> **Given task**
Find how many lines hold the word "relevantes" and give that number only.

> **Saved entries**
▬▬▬▬▬▬
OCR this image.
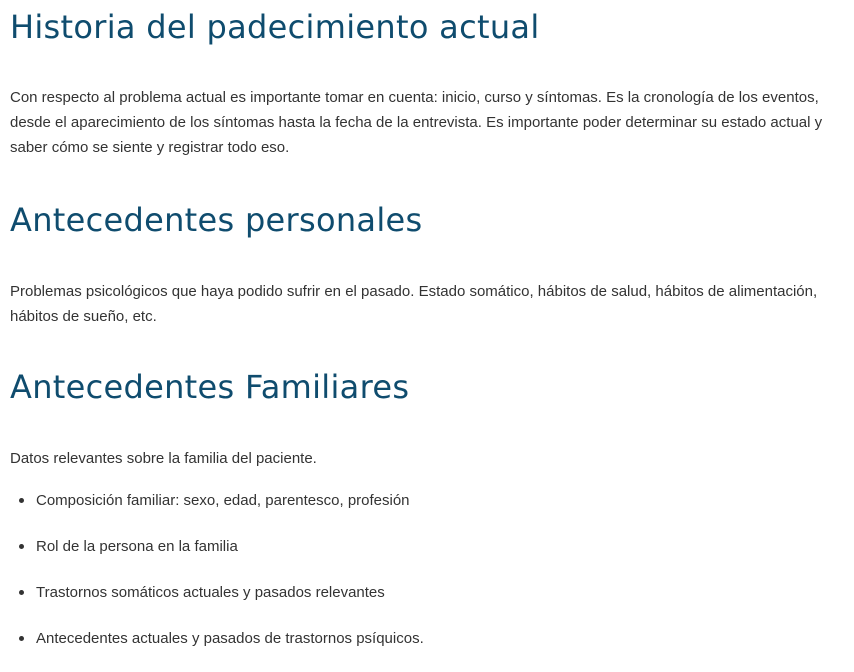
Historia del padecimiento actual

Con respecto al problema actual es importante tomar en cuenta: inicio, curso y síntomas. Es la cronología de los eventos, desde el aparecimiento de los síntomas hasta la fecha de la entrevista. Es importante poder determinar su estado actual y saber cómo se siente y registrar todo eso.

Antecedentes personales

Problemas psicológicos que haya podido sufrir en el pasado. Estado somático, hábitos de salud, hábitos de alimentación, hábitos de sueño, etc.

Antecedentes Familiares

Datos relevantes sobre la familia del paciente.

Composición familiar: sexo, edad, parentesco, profesión
Rol de la persona en la familia
Trastornos somáticos actuales y pasados relevantes
Antecedentes actuales y pasados de trastornos psíquicos.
▬▬▬▬▬▬
> **Solution to the exercise**
2